# WHAT YOU ARE ASKED TO DO
Every record here should be printed again exactly.

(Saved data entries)
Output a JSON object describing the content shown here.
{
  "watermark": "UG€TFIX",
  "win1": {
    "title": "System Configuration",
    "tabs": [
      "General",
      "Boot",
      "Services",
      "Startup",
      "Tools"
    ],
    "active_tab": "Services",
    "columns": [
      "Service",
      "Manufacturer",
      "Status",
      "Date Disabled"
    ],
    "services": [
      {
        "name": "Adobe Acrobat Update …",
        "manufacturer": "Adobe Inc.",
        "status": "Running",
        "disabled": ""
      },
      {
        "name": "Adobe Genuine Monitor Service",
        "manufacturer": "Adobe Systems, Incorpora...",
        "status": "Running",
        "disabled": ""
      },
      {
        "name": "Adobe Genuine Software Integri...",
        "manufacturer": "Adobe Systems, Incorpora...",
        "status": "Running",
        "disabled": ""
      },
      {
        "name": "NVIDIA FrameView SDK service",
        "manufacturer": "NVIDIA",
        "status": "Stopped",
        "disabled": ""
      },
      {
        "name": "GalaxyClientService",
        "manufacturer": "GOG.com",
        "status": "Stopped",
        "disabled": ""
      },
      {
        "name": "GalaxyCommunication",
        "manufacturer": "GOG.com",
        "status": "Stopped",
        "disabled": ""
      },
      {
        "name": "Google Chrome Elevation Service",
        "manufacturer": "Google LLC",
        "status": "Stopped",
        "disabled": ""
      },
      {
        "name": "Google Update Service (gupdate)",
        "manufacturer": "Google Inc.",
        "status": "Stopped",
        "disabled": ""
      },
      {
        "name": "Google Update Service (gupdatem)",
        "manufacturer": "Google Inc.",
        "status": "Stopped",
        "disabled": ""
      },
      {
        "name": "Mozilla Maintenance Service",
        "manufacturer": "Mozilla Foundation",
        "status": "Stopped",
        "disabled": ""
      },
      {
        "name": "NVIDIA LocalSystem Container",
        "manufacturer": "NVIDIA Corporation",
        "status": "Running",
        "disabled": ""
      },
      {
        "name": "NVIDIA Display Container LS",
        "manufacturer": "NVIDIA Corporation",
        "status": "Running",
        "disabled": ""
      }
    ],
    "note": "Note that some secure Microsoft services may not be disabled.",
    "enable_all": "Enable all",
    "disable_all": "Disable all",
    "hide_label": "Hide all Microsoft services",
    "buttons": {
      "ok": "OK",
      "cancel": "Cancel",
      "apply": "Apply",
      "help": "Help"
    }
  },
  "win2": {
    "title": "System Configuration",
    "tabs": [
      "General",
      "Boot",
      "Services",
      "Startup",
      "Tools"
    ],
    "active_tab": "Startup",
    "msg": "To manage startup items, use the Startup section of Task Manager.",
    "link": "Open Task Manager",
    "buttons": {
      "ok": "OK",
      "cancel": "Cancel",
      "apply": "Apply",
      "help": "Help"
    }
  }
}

# RIGHT ANSWER
Output a JSON object describing the content shown here.
{
  "watermark": "UG€TFIX",
  "win1": {
    "title": "System Configuration",
    "tabs": [
      "General",
      "Boot",
      "Services",
      "Startup",
      "Tools"
    ],
    "active_tab": "Services",
    "columns": [
      "Service",
      "Manufacturer",
      "Status",
      "Date Disabled"
    ],
    "services": [
      {
        "name": "Adobe Acrobat Update …",
        "manufacturer": "Adobe Inc.",
        "status": "Running",
        "disabled": ""
      },
      {
        "name": "Adobe Genuine Monitor Service",
        "manufacturer": "Adobe Systems, Incorpora...",
        "status": "Running",
        "disabled": ""
      },
      {
        "name": "Adobe Genuine Software Integri...",
        "manufacturer": "Adobe Systems, Incorpora...",
        "status": "Running",
        "disabled": ""
      },
      {
        "name": "NVIDIA FrameView SDK service",
        "manufacturer": "NVIDIA",
        "status": "Stopped",
        "disabled": ""
      },
      {
        "name": "GalaxyClientService",
        "manufacturer": "GOG.com",
        "status": "Stopped",
        "disabled": ""
      },
      {
        "name": "GalaxyCommunication",
        "manufacturer": "GOG.com",
        "status": "Stopped",
        "disabled": ""
      },
      {
        "name": "Google Chrome Elevation Service",
        "manufacturer": "Google LLC",
        "status": "Stopped",
        "disabled": ""
      },
      {
        "name": "Google Update Service (gupdate)",
        "manufacturer": "Google Inc.",
        "status": "Stopped",
        "disabled": ""
      },
      {
        "name": "Google Update Service (gupdatem)",
        "manufacturer": "Google Inc.",
        "status": "Stopped",
        "disabled": ""
      },
      {
        "name": "Mozilla Maintenance Service",
        "manufacturer": "Mozilla Foundation",
        "status": "Stopped",
        "disabled": ""
      },
      {
        "name": "NVIDIA LocalSystem Container",
        "manufacturer": "NVIDIA Corporation",
        "status": "Running",
        "disabled": ""
      },
      {
        "name": "NVIDIA Display Container LS",
        "manufacturer": "NVIDIA Corporation",
        "status": "Running",
        "disabled": ""
      }
    ],
    "note": "Note that some secure Microsoft services may not be disabled.",
    "enable_all": "Enable all",
    "disable_all": "Disable all",
    "hide_label": "Hide all Microsoft services",
    "buttons": {
      "ok": "OK",
      "cancel": "Cancel",
      "apply": "Apply",
      "help": "Help"
    }
  },
  "win2": {
    "title": "System Configuration",
    "tabs": [
      "General",
      "Boot",
      "Services",
      "Startup",
      "Tools"
    ],
    "active_tab": "Startup",
    "msg": "To manage startup items, use the Startup section of Task Manager.",
    "link": "Open Task Manager",
    "buttons": {
      "ok": "OK",
      "cancel": "Cancel",
      "apply": "Apply",
      "help": "Help"
    }
  }
}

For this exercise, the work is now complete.